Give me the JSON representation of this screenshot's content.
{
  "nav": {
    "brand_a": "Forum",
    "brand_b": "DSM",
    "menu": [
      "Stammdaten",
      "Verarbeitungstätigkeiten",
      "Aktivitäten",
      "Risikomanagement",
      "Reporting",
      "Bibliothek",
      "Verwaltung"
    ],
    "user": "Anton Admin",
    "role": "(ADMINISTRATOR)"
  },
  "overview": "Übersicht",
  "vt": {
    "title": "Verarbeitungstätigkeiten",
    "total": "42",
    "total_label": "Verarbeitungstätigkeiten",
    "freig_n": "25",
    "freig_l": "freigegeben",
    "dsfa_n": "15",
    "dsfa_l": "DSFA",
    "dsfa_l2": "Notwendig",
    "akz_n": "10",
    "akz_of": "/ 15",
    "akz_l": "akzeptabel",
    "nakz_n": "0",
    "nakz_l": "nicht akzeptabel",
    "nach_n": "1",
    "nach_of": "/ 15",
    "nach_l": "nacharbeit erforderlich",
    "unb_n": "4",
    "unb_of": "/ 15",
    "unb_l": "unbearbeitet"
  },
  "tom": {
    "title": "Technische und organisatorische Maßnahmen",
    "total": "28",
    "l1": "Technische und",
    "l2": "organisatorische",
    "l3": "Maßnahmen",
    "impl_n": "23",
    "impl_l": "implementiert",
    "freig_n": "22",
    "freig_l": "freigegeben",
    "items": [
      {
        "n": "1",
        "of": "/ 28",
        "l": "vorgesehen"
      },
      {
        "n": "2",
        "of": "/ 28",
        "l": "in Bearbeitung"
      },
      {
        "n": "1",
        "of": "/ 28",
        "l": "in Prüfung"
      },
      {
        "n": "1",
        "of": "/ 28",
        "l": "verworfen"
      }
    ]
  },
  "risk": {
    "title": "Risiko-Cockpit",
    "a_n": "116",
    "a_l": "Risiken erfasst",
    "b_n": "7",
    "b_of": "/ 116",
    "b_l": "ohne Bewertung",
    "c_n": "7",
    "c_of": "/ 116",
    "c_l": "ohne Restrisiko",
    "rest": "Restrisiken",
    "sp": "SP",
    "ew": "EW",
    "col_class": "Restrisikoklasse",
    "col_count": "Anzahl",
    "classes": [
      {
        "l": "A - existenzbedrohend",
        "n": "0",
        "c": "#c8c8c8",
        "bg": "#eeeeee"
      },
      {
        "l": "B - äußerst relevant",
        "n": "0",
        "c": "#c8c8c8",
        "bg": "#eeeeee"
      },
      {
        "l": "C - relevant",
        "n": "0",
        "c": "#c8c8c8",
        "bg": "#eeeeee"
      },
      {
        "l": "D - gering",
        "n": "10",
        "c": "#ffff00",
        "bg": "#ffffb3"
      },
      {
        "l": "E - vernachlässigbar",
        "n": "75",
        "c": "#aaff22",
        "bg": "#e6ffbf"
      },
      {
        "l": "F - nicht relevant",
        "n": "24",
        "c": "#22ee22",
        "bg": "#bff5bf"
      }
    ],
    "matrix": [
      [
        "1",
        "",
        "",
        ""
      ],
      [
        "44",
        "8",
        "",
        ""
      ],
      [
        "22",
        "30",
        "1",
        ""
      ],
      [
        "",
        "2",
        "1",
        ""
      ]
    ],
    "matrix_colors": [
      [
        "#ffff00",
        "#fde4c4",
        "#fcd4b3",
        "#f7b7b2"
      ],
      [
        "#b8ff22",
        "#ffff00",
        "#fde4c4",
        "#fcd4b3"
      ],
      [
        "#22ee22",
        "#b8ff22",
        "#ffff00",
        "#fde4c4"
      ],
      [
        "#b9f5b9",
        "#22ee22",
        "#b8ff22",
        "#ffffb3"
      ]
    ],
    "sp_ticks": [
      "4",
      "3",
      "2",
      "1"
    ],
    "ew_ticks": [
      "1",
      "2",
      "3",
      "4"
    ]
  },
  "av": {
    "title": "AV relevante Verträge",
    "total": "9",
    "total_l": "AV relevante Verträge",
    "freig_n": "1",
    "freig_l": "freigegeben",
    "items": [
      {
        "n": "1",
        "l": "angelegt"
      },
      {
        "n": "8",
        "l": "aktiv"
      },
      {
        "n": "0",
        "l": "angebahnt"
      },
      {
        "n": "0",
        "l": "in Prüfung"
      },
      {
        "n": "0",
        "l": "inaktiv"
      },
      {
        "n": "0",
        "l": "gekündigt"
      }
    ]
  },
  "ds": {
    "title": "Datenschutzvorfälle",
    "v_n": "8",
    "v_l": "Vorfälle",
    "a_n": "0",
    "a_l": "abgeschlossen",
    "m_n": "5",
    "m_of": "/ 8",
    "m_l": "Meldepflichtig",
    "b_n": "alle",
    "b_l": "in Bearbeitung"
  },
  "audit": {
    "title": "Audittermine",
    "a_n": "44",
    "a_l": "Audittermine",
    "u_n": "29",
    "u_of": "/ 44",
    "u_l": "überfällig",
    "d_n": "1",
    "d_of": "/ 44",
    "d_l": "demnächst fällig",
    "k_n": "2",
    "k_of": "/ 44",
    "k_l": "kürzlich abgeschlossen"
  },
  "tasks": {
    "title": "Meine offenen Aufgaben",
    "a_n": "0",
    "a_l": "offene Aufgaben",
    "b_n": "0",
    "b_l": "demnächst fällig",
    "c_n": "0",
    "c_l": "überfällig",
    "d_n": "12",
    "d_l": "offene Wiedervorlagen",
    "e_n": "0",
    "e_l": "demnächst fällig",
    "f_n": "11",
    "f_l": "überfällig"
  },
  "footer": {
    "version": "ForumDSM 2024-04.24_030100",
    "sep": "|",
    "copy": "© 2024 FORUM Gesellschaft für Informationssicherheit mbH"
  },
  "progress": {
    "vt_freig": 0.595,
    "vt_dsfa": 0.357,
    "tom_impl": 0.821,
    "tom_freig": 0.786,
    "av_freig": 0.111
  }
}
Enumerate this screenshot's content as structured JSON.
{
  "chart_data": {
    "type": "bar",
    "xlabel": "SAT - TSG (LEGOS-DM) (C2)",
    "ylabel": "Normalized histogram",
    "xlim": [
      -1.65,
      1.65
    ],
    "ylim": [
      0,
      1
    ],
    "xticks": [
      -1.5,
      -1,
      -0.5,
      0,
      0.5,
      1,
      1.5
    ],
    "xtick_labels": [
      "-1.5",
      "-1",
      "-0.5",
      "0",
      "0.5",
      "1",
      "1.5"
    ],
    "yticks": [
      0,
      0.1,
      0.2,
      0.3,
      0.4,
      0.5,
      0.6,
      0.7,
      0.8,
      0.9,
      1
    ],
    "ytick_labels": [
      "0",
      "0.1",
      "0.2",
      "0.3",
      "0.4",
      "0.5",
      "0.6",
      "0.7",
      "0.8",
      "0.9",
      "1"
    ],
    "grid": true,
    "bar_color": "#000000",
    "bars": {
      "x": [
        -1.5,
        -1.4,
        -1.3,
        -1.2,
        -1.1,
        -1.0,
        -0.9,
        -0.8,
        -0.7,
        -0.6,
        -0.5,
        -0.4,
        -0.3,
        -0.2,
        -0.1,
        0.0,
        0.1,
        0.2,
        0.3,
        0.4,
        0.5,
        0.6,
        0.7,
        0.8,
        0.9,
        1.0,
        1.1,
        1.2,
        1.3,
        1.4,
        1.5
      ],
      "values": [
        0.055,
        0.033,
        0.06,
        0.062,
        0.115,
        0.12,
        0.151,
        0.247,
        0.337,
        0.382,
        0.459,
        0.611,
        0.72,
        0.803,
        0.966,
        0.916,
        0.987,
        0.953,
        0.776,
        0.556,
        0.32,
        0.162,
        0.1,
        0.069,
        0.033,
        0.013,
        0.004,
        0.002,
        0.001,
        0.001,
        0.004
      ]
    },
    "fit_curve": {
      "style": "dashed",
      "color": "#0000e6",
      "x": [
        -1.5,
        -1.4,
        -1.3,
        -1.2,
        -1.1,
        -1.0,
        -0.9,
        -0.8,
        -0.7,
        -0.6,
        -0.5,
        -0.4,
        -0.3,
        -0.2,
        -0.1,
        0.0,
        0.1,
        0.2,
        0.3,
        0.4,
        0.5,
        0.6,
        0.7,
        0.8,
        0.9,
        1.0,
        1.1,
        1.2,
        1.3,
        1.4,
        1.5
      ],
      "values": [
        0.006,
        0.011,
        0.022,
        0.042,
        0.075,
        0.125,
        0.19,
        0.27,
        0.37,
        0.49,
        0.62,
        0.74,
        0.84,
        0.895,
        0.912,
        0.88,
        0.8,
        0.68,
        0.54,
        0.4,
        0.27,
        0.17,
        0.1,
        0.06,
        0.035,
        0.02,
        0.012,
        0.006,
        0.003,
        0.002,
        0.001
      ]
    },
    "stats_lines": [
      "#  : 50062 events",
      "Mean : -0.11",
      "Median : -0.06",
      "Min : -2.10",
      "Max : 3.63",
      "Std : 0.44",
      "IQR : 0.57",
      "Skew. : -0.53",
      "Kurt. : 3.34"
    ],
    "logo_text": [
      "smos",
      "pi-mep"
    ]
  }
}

Required task: In the records above, how many lines include "Maßnahmen"? Give that number and nothing more.

The result: 2